* PROBLEM STATEMENT
Output all of the data below exactly as given.

=== STORED DATA ===

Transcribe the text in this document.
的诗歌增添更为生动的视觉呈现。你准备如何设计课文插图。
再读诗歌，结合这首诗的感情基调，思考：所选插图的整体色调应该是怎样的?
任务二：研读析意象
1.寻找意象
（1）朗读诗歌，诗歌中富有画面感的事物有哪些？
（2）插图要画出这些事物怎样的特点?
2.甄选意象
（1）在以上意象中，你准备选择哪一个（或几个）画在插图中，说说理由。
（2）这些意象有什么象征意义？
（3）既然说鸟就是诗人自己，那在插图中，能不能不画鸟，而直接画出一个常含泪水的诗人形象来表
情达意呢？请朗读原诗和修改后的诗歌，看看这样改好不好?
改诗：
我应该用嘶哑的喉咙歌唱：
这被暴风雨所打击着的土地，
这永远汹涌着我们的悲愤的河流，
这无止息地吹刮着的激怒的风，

===

* CORRECT RESPONSE
Transcribe the text in this document.
的诗歌增添更为生动的视觉呈现。你准备如何设计课文插图。
再读诗歌，结合这首诗的感情基调，思考：所选插图的整体色调应该是怎样的?
任务二：研读析意象
1.寻找意象
（1）朗读诗歌，诗歌中富有画面感的事物有哪些？
（2）插图要画出这些事物怎样的特点?
2.甄选意象
（1）在以上意象中，你准备选择哪一个（或几个）画在插图中，说说理由。
（2）这些意象有什么象征意义？
（3）既然说鸟就是诗人自己，那在插图中，能不能不画鸟，而直接画出一个常含泪水的诗人形象来表
情达意呢？请朗读原诗和修改后的诗歌，看看这样改好不好?
改诗：
我应该用嘶哑的喉咙歌唱：
这被暴风雨所打击着的土地，
这永远汹涌着我们的悲愤的河流，
这无止息地吹刮着的激怒的风，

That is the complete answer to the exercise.